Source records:
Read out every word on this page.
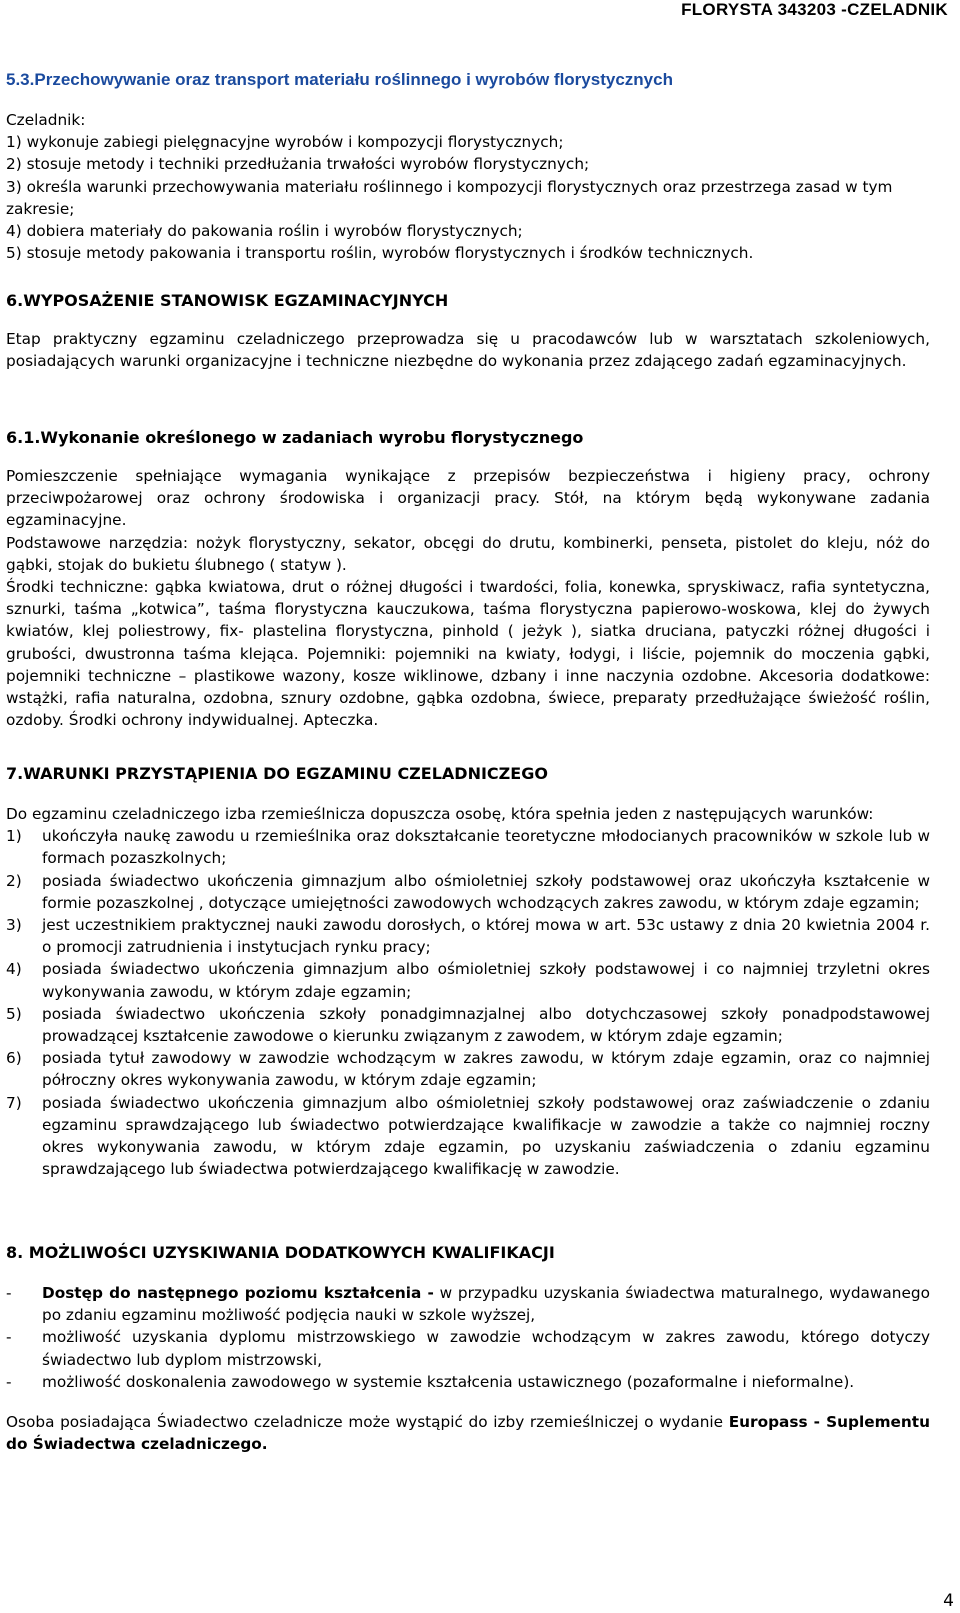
FLORYSTA 343203 -CZELADNIK
5.3.Przechowywanie oraz transport materiału roślinnego i wyrobów florystycznych

Czeladnik:

1) wykonuje zabiegi pielęgnacyjne wyrobów i kompozycji florystycznych;

2) stosuje metody i techniki przedłużania trwałości wyrobów florystycznych;

3) określa warunki przechowywania materiału roślinnego i kompozycji florystycznych oraz przestrzega zasad w tym zakresie;

4) dobiera materiały do pakowania roślin i wyrobów florystycznych;

5) stosuje metody pakowania i transportu roślin, wyrobów florystycznych i środków technicznych.

6.WYPOSAŻENIE STANOWISK EGZAMINACYJNYCH

Etap praktyczny egzaminu czeladniczego przeprowadza się u pracodawców lub w warsztatach szkoleniowych, posiadających warunki organizacyjne i techniczne niezbędne do wykonania przez zdającego zadań egzaminacyjnych.

6.1.Wykonanie określonego w zadaniach wyrobu florystycznego

Pomieszczenie spełniające wymagania wynikające z przepisów bezpieczeństwa i higieny pracy, ochrony przeciwpożarowej oraz ochrony środowiska i organizacji pracy. Stół, na którym będą wykonywane zadania egzaminacyjne.

Podstawowe narzędzia: nożyk florystyczny, sekator, obcęgi do drutu, kombinerki, penseta, pistolet do kleju, nóż do gąbki, stojak do bukietu ślubnego ( statyw ).

Środki techniczne: gąbka kwiatowa, drut o różnej długości i twardości, folia, konewka, spryskiwacz, rafia syntetyczna, sznurki, taśma „kotwica”, taśma florystyczna kauczukowa, taśma florystyczna papierowo-woskowa, klej do żywych kwiatów, klej poliestrowy, fix- plastelina florystyczna, pinhold ( jeżyk ), siatka druciana, patyczki różnej długości i grubości, dwustronna taśma klejąca. Pojemniki: pojemniki na kwiaty, łodygi, i liście, pojemnik do moczenia gąbki, pojemniki techniczne – plastikowe wazony, kosze wiklinowe, dzbany i inne naczynia ozdobne. Akcesoria dodatkowe: wstążki, rafia naturalna, ozdobna, sznury ozdobne, gąbka ozdobna, świece, preparaty przedłużające świeżość roślin, ozdoby. Środki ochrony indywidualnej. Apteczka.

7.WARUNKI PRZYSTĄPIENIA DO EGZAMINU CZELADNICZEGO

Do egzaminu czeladniczego izba rzemieślnicza dopuszcza osobę, która spełnia jeden z następujących warunków:

1)	ukończyła naukę zawodu u rzemieślnika oraz dokształcanie teoretyczne młodocianych pracowników w szkole lub w formach pozaszkolnych;
2)	posiada świadectwo ukończenia gimnazjum albo ośmioletniej szkoły podstawowej oraz ukończyła kształcenie w formie pozaszkolnej , dotyczące umiejętności zawodowych wchodzących zakres zawodu, w którym zdaje egzamin;
3)	jest uczestnikiem praktycznej nauki zawodu dorosłych, o której mowa w art. 53c ustawy z dnia 20 kwietnia 2004 r. o promocji zatrudnienia i instytucjach rynku pracy;
4)	posiada świadectwo ukończenia gimnazjum albo ośmioletniej szkoły podstawowej i co najmniej trzyletni okres wykonywania zawodu, w którym zdaje egzamin;
5)	posiada świadectwo ukończenia szkoły ponadgimnazjalnej albo dotychczasowej szkoły ponadpodstawowej prowadzącej kształcenie zawodowe o kierunku związanym z zawodem, w którym zdaje egzamin;
6)	posiada tytuł zawodowy w zawodzie wchodzącym w zakres zawodu, w którym zdaje egzamin, oraz co najmniej półroczny okres wykonywania zawodu, w którym zdaje egzamin;
7)	posiada świadectwo ukończenia gimnazjum albo ośmioletniej szkoły podstawowej oraz zaświadczenie o zdaniu egzaminu sprawdzającego lub świadectwo potwierdzające kwalifikacje w zawodzie a także co najmniej roczny okres wykonywania zawodu, w którym zdaje egzamin, po uzyskaniu zaświadczenia o zdaniu egzaminu sprawdzającego lub świadectwa potwierdzającego kwalifikację w zawodzie.

8. MOŻLIWOŚCI UZYSKIWANIA DODATKOWYCH KWALIFIKACJI

-	Dostęp do następnego poziomu kształcenia - w przypadku uzyskania świadectwa maturalnego, wydawanego po zdaniu egzaminu możliwość podjęcia nauki w szkole wyższej,
-	możliwość uzyskania dyplomu mistrzowskiego w zawodzie wchodzącym w zakres zawodu, którego dotyczy świadectwo lub dyplom mistrzowski,
-	możliwość doskonalenia zawodowego w systemie kształcenia ustawicznego (pozaformalne i nieformalne).

Osoba posiadająca Świadectwo czeladnicze może wystąpić do izby rzemieślniczej o wydanie Europass - Suplementu do Świadectwa czeladniczego.

4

DIRECTION:
Reproduce the entries exactly. Do not carry over any picture.

RESPONSE TO THIS EXERCISE:
Read out every word on this page.
FLORYSTA 343203 -CZELADNIK
5.3.Przechowywanie oraz transport materiału roślinnego i wyrobów florystycznych

Czeladnik:

1) wykonuje zabiegi pielęgnacyjne wyrobów i kompozycji florystycznych;

2) stosuje metody i techniki przedłużania trwałości wyrobów florystycznych;

3) określa warunki przechowywania materiału roślinnego i kompozycji florystycznych oraz przestrzega zasad w tym zakresie;

4) dobiera materiały do pakowania roślin i wyrobów florystycznych;

5) stosuje metody pakowania i transportu roślin, wyrobów florystycznych i środków technicznych.

6.WYPOSAŻENIE STANOWISK EGZAMINACYJNYCH

Etap praktyczny egzaminu czeladniczego przeprowadza się u pracodawców lub w warsztatach szkoleniowych, posiadających warunki organizacyjne i techniczne niezbędne do wykonania przez zdającego zadań egzaminacyjnych.

6.1.Wykonanie określonego w zadaniach wyrobu florystycznego

Pomieszczenie spełniające wymagania wynikające z przepisów bezpieczeństwa i higieny pracy, ochrony przeciwpożarowej oraz ochrony środowiska i organizacji pracy. Stół, na którym będą wykonywane zadania egzaminacyjne.

Podstawowe narzędzia: nożyk florystyczny, sekator, obcęgi do drutu, kombinerki, penseta, pistolet do kleju, nóż do gąbki, stojak do bukietu ślubnego ( statyw ).

Środki techniczne: gąbka kwiatowa, drut o różnej długości i twardości, folia, konewka, spryskiwacz, rafia syntetyczna, sznurki, taśma „kotwica”, taśma florystyczna kauczukowa, taśma florystyczna papierowo-woskowa, klej do żywych kwiatów, klej poliestrowy, fix- plastelina florystyczna, pinhold ( jeżyk ), siatka druciana, patyczki różnej długości i grubości, dwustronna taśma klejąca. Pojemniki: pojemniki na kwiaty, łodygi, i liście, pojemnik do moczenia gąbki, pojemniki techniczne – plastikowe wazony, kosze wiklinowe, dzbany i inne naczynia ozdobne. Akcesoria dodatkowe: wstążki, rafia naturalna, ozdobna, sznury ozdobne, gąbka ozdobna, świece, preparaty przedłużające świeżość roślin, ozdoby. Środki ochrony indywidualnej. Apteczka.

7.WARUNKI PRZYSTĄPIENIA DO EGZAMINU CZELADNICZEGO

Do egzaminu czeladniczego izba rzemieślnicza dopuszcza osobę, która spełnia jeden z następujących warunków:

1)	ukończyła naukę zawodu u rzemieślnika oraz dokształcanie teoretyczne młodocianych pracowników w szkole lub w formach pozaszkolnych;
2)	posiada świadectwo ukończenia gimnazjum albo ośmioletniej szkoły podstawowej oraz ukończyła kształcenie w formie pozaszkolnej , dotyczące umiejętności zawodowych wchodzących zakres zawodu, w którym zdaje egzamin;
3)	jest uczestnikiem praktycznej nauki zawodu dorosłych, o której mowa w art. 53c ustawy z dnia 20 kwietnia 2004 r. o promocji zatrudnienia i instytucjach rynku pracy;
4)	posiada świadectwo ukończenia gimnazjum albo ośmioletniej szkoły podstawowej i co najmniej trzyletni okres wykonywania zawodu, w którym zdaje egzamin;
5)	posiada świadectwo ukończenia szkoły ponadgimnazjalnej albo dotychczasowej szkoły ponadpodstawowej prowadzącej kształcenie zawodowe o kierunku związanym z zawodem, w którym zdaje egzamin;
6)	posiada tytuł zawodowy w zawodzie wchodzącym w zakres zawodu, w którym zdaje egzamin, oraz co najmniej półroczny okres wykonywania zawodu, w którym zdaje egzamin;
7)	posiada świadectwo ukończenia gimnazjum albo ośmioletniej szkoły podstawowej oraz zaświadczenie o zdaniu egzaminu sprawdzającego lub świadectwo potwierdzające kwalifikacje w zawodzie a także co najmniej roczny okres wykonywania zawodu, w którym zdaje egzamin, po uzyskaniu zaświadczenia o zdaniu egzaminu sprawdzającego lub świadectwa potwierdzającego kwalifikację w zawodzie.

8. MOŻLIWOŚCI UZYSKIWANIA DODATKOWYCH KWALIFIKACJI

-	Dostęp do następnego poziomu kształcenia - w przypadku uzyskania świadectwa maturalnego, wydawanego po zdaniu egzaminu możliwość podjęcia nauki w szkole wyższej,
-	możliwość uzyskania dyplomu mistrzowskiego w zawodzie wchodzącym w zakres zawodu, którego dotyczy świadectwo lub dyplom mistrzowski,
-	możliwość doskonalenia zawodowego w systemie kształcenia ustawicznego (pozaformalne i nieformalne).

Osoba posiadająca Świadectwo czeladnicze może wystąpić do izby rzemieślniczej o wydanie Europass - Suplementu do Świadectwa czeladniczego.

4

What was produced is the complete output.